_Brief_:
Drop the pictures from the entries below, then reproduce the rest exactly.

◇ ◇ ◇ ◇

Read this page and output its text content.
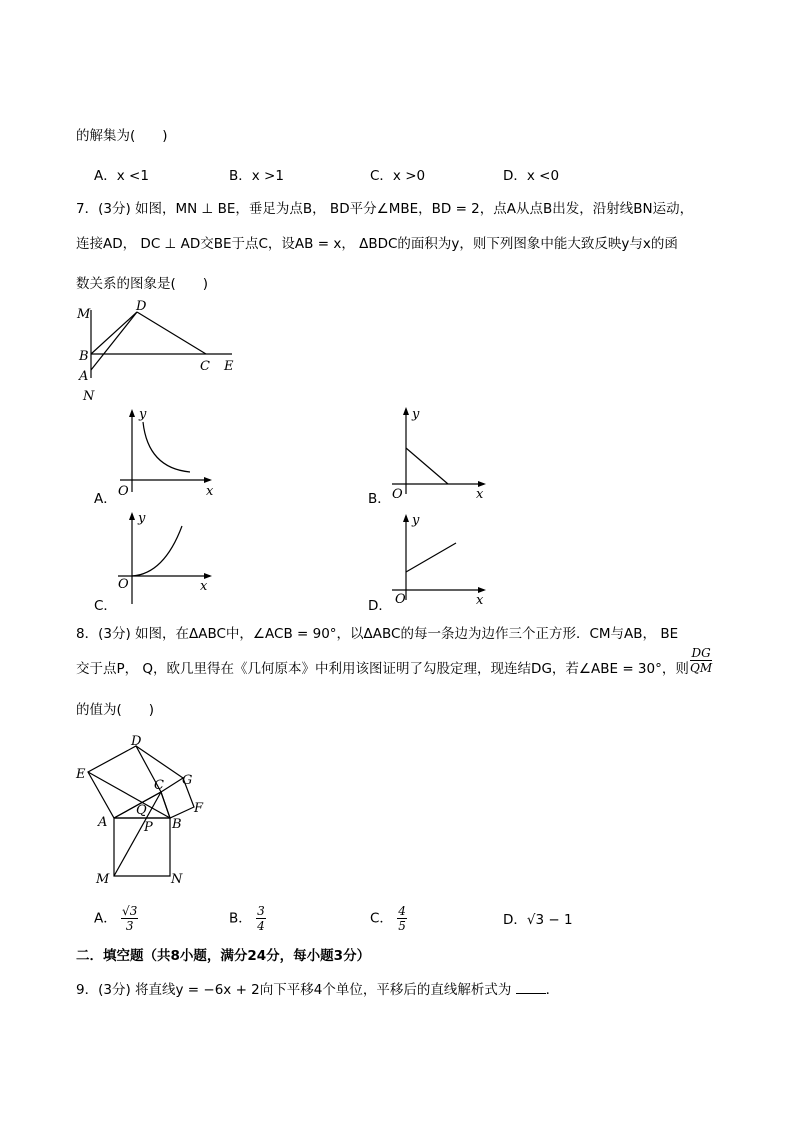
的解集为(　　)
A．x <1	B．x >1	C．x >0	D．x <0
7．(3分) 如图，MN ⊥ BE，垂足为点B， BD平分∠MBE，BD = 2，点A从点B出发，沿射线BN运动，
连接AD， DC ⊥ AD交BE于点C，设AB = x， ΔBDC的面积为y，则下列图象中能大致反映y与x的函
数关系的图象是(　　)
M
D
B
A
N
C E
A．
y
x
O	B．
y
x
O
C．
y
x
O
D．
y
x
O
8．(3分) 如图，在ΔABC中，∠ACB = 90°，以ΔABC的每一条边为边作三个正方形．CM与AB， BE
交于点P， Q，欧几里得在《几何原本》中利用该图证明了勾股定理，现连结DG，若∠ABE = 30°，则 $\frac{DG}{QM}$
的值为(　　)
D
E
C G
Q	F
A	P B
M	N
A． $\frac{√3}{3}$	B． $\frac{3}{4}$	C． $\frac{4}{5}$	D．√3 − 1
二．填空题（共8小题，满分24分，每小题3分）
9．(3分) 将直线y = −6x + 2向下平移4个单位，平移后的直线解析式为	．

◇ ◇ ◇ ◇

_Written solution_:
Read this page and output its text content.
的解集为(　　)
A．x <1	B．x >1	C．x >0	D．x <0
7．(3分) 如图，MN ⊥ BE，垂足为点B， BD平分∠MBE，BD = 2，点A从点B出发，沿射线BN运动，
连接AD， DC ⊥ AD交BE于点C，设AB = x， ΔBDC的面积为y，则下列图象中能大致反映y与x的函
数关系的图象是(　　)
M
D
B
A
N
C E
A．
y
x
O	B．
y
x
O
C．
y
x
O
D．
y
x
O
8．(3分) 如图，在ΔABC中，∠ACB = 90°，以ΔABC的每一条边为边作三个正方形．CM与AB， BE
交于点P， Q，欧几里得在《几何原本》中利用该图证明了勾股定理，现连结DG，若∠ABE = 30°，则 $\frac{DG}{QM}$
的值为(　　)
D
E
C G
Q	F
A	P B
M	N
A． $\frac{√3}{3}$	B． $\frac{3}{4}$	C． $\frac{4}{5}$	D．√3 − 1
二．填空题（共8小题，满分24分，每小题3分）
9．(3分) 将直线y = −6x + 2向下平移4个单位，平移后的直线解析式为	．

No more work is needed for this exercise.